EXERCISE: Render the following material again verbatim, leaving nothing out.

GIVEN DATA:
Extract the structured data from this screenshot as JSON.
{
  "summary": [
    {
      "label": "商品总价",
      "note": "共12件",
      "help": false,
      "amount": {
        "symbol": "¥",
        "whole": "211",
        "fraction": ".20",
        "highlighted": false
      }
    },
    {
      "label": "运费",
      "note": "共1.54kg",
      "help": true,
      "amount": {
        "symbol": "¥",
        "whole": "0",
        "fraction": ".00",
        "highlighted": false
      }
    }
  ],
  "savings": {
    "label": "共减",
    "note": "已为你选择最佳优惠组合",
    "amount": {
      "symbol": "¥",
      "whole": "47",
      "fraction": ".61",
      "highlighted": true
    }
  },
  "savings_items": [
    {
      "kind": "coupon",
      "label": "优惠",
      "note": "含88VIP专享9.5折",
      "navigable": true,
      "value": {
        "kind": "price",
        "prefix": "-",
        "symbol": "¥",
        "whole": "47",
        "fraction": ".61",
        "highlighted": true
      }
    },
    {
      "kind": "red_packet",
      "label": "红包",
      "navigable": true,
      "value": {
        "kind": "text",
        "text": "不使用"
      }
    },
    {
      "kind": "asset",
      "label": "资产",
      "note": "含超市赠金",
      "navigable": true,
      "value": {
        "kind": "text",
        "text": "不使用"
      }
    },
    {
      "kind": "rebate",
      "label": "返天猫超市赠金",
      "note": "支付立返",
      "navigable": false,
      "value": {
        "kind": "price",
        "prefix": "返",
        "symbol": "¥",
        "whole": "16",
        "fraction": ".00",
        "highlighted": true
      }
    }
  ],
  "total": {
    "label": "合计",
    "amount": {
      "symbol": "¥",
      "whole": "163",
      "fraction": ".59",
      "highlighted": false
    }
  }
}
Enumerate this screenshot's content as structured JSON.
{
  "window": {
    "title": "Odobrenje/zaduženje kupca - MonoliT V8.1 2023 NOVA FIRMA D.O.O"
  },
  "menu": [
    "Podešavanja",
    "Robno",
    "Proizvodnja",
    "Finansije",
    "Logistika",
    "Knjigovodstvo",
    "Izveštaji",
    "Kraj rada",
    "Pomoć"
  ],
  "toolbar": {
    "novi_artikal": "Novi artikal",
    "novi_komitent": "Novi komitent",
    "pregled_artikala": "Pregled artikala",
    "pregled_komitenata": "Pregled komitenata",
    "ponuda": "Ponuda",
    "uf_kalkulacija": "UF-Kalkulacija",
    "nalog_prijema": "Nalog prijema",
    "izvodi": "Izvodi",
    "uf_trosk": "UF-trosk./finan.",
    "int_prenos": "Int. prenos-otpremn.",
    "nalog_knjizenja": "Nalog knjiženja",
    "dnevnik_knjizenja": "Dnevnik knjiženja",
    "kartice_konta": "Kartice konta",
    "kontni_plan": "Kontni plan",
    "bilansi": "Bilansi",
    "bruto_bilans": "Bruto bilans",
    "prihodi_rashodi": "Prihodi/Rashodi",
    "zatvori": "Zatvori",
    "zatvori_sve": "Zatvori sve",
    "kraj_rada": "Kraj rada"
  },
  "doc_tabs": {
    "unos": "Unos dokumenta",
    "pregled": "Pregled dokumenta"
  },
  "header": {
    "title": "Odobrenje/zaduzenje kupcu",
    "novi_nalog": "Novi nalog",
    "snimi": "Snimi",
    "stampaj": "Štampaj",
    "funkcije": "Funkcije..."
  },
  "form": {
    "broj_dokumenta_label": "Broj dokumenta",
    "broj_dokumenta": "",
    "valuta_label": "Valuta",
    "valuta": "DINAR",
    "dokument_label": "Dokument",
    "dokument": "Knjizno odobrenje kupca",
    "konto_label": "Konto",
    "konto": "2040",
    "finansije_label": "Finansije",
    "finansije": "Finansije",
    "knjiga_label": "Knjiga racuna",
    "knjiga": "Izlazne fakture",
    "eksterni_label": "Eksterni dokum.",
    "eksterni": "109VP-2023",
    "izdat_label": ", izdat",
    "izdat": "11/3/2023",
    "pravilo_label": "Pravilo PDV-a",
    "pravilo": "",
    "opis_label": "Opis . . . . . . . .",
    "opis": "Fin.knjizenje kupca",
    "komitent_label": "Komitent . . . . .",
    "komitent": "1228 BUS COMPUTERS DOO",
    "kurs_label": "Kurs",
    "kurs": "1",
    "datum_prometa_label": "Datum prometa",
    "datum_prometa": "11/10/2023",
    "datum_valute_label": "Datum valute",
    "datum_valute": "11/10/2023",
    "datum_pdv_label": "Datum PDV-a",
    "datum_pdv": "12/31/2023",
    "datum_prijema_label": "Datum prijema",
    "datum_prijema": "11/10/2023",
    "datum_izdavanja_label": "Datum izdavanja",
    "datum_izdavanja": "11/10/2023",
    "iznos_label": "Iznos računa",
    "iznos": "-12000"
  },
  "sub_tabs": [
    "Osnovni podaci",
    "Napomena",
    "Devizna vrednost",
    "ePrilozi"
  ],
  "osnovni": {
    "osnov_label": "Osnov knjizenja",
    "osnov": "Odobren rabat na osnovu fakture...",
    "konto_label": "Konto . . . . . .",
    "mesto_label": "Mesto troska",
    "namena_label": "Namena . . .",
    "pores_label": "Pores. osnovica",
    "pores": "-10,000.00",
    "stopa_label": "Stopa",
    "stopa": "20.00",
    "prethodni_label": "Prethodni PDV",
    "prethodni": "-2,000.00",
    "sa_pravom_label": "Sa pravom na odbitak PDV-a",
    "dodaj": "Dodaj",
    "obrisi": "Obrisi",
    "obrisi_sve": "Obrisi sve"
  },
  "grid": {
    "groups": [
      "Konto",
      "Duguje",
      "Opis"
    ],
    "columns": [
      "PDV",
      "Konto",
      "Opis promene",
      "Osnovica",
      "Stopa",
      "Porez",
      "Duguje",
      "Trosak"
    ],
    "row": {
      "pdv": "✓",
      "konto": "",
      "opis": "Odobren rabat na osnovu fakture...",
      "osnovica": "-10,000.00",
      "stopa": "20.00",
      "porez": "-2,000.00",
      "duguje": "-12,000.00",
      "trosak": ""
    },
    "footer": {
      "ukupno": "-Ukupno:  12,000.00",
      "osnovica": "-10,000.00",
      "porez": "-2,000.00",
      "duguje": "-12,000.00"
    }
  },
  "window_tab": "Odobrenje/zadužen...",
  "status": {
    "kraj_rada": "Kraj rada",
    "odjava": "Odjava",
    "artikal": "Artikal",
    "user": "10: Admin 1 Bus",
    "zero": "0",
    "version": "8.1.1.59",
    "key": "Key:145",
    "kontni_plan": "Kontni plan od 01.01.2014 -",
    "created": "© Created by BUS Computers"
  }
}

FULL SOLUTION:
Extract the structured data from this screenshot as JSON.
{
  "summary": [
    {
      "label": "商品总价",
      "note": "共12件",
      "help": false,
      "amount": {
        "symbol": "¥",
        "whole": "211",
        "fraction": ".20",
        "highlighted": false
      }
    },
    {
      "label": "运费",
      "note": "共1.54kg",
      "help": true,
      "amount": {
        "symbol": "¥",
        "whole": "0",
        "fraction": ".00",
        "highlighted": false
      }
    }
  ],
  "savings": {
    "label": "共减",
    "note": "已为你选择最佳优惠组合",
    "amount": {
      "symbol": "¥",
      "whole": "47",
      "fraction": ".61",
      "highlighted": true
    }
  },
  "savings_items": [
    {
      "kind": "coupon",
      "label": "优惠",
      "note": "含88VIP专享9.5折",
      "navigable": true,
      "value": {
        "kind": "price",
        "prefix": "-",
        "symbol": "¥",
        "whole": "47",
        "fraction": ".61",
        "highlighted": true
      }
    },
    {
      "kind": "red_packet",
      "label": "红包",
      "navigable": true,
      "value": {
        "kind": "text",
        "text": "不使用"
      }
    },
    {
      "kind": "asset",
      "label": "资产",
      "note": "含超市赠金",
      "navigable": true,
      "value": {
        "kind": "text",
        "text": "不使用"
      }
    },
    {
      "kind": "rebate",
      "label": "返天猫超市赠金",
      "note": "支付立返",
      "navigable": false,
      "value": {
        "kind": "price",
        "prefix": "返",
        "symbol": "¥",
        "whole": "16",
        "fraction": ".00",
        "highlighted": true
      }
    }
  ],
  "total": {
    "label": "合计",
    "amount": {
      "symbol": "¥",
      "whole": "163",
      "fraction": ".59",
      "highlighted": false
    }
  }
}
Enumerate this screenshot's content as structured JSON.
{
  "window": {
    "title": "Odobrenje/zaduženje kupca - MonoliT V8.1 2023 NOVA FIRMA D.O.O"
  },
  "menu": [
    "Podešavanja",
    "Robno",
    "Proizvodnja",
    "Finansije",
    "Logistika",
    "Knjigovodstvo",
    "Izveštaji",
    "Kraj rada",
    "Pomoć"
  ],
  "toolbar": {
    "novi_artikal": "Novi artikal",
    "novi_komitent": "Novi komitent",
    "pregled_artikala": "Pregled artikala",
    "pregled_komitenata": "Pregled komitenata",
    "ponuda": "Ponuda",
    "uf_kalkulacija": "UF-Kalkulacija",
    "nalog_prijema": "Nalog prijema",
    "izvodi": "Izvodi",
    "uf_trosk": "UF-trosk./finan.",
    "int_prenos": "Int. prenos-otpremn.",
    "nalog_knjizenja": "Nalog knjiženja",
    "dnevnik_knjizenja": "Dnevnik knjiženja",
    "kartice_konta": "Kartice konta",
    "kontni_plan": "Kontni plan",
    "bilansi": "Bilansi",
    "bruto_bilans": "Bruto bilans",
    "prihodi_rashodi": "Prihodi/Rashodi",
    "zatvori": "Zatvori",
    "zatvori_sve": "Zatvori sve",
    "kraj_rada": "Kraj rada"
  },
  "doc_tabs": {
    "unos": "Unos dokumenta",
    "pregled": "Pregled dokumenta"
  },
  "header": {
    "title": "Odobrenje/zaduzenje kupcu",
    "novi_nalog": "Novi nalog",
    "snimi": "Snimi",
    "stampaj": "Štampaj",
    "funkcije": "Funkcije..."
  },
  "form": {
    "broj_dokumenta_label": "Broj dokumenta",
    "broj_dokumenta": "",
    "valuta_label": "Valuta",
    "valuta": "DINAR",
    "dokument_label": "Dokument",
    "dokument": "Knjizno odobrenje kupca",
    "konto_label": "Konto",
    "konto": "2040",
    "finansije_label": "Finansije",
    "finansije": "Finansije",
    "knjiga_label": "Knjiga racuna",
    "knjiga": "Izlazne fakture",
    "eksterni_label": "Eksterni dokum.",
    "eksterni": "109VP-2023",
    "izdat_label": ", izdat",
    "izdat": "11/3/2023",
    "pravilo_label": "Pravilo PDV-a",
    "pravilo": "",
    "opis_label": "Opis . . . . . . . .",
    "opis": "Fin.knjizenje kupca",
    "komitent_label": "Komitent . . . . .",
    "komitent": "1228 BUS COMPUTERS DOO",
    "kurs_label": "Kurs",
    "kurs": "1",
    "datum_prometa_label": "Datum prometa",
    "datum_prometa": "11/10/2023",
    "datum_valute_label": "Datum valute",
    "datum_valute": "11/10/2023",
    "datum_pdv_label": "Datum PDV-a",
    "datum_pdv": "12/31/2023",
    "datum_prijema_label": "Datum prijema",
    "datum_prijema": "11/10/2023",
    "datum_izdavanja_label": "Datum izdavanja",
    "datum_izdavanja": "11/10/2023",
    "iznos_label": "Iznos računa",
    "iznos": "-12000"
  },
  "sub_tabs": [
    "Osnovni podaci",
    "Napomena",
    "Devizna vrednost",
    "ePrilozi"
  ],
  "osnovni": {
    "osnov_label": "Osnov knjizenja",
    "osnov": "Odobren rabat na osnovu fakture...",
    "konto_label": "Konto . . . . . .",
    "mesto_label": "Mesto troska",
    "namena_label": "Namena . . .",
    "pores_label": "Pores. osnovica",
    "pores": "-10,000.00",
    "stopa_label": "Stopa",
    "stopa": "20.00",
    "prethodni_label": "Prethodni PDV",
    "prethodni": "-2,000.00",
    "sa_pravom_label": "Sa pravom na odbitak PDV-a",
    "dodaj": "Dodaj",
    "obrisi": "Obrisi",
    "obrisi_sve": "Obrisi sve"
  },
  "grid": {
    "groups": [
      "Konto",
      "Duguje",
      "Opis"
    ],
    "columns": [
      "PDV",
      "Konto",
      "Opis promene",
      "Osnovica",
      "Stopa",
      "Porez",
      "Duguje",
      "Trosak"
    ],
    "row": {
      "pdv": "✓",
      "konto": "",
      "opis": "Odobren rabat na osnovu fakture...",
      "osnovica": "-10,000.00",
      "stopa": "20.00",
      "porez": "-2,000.00",
      "duguje": "-12,000.00",
      "trosak": ""
    },
    "footer": {
      "ukupno": "-Ukupno:  12,000.00",
      "osnovica": "-10,000.00",
      "porez": "-2,000.00",
      "duguje": "-12,000.00"
    }
  },
  "window_tab": "Odobrenje/zadužen...",
  "status": {
    "kraj_rada": "Kraj rada",
    "odjava": "Odjava",
    "artikal": "Artikal",
    "user": "10: Admin 1 Bus",
    "zero": "0",
    "version": "8.1.1.59",
    "key": "Key:145",
    "kontni_plan": "Kontni plan od 01.01.2014 -",
    "created": "© Created by BUS Computers"
  }
}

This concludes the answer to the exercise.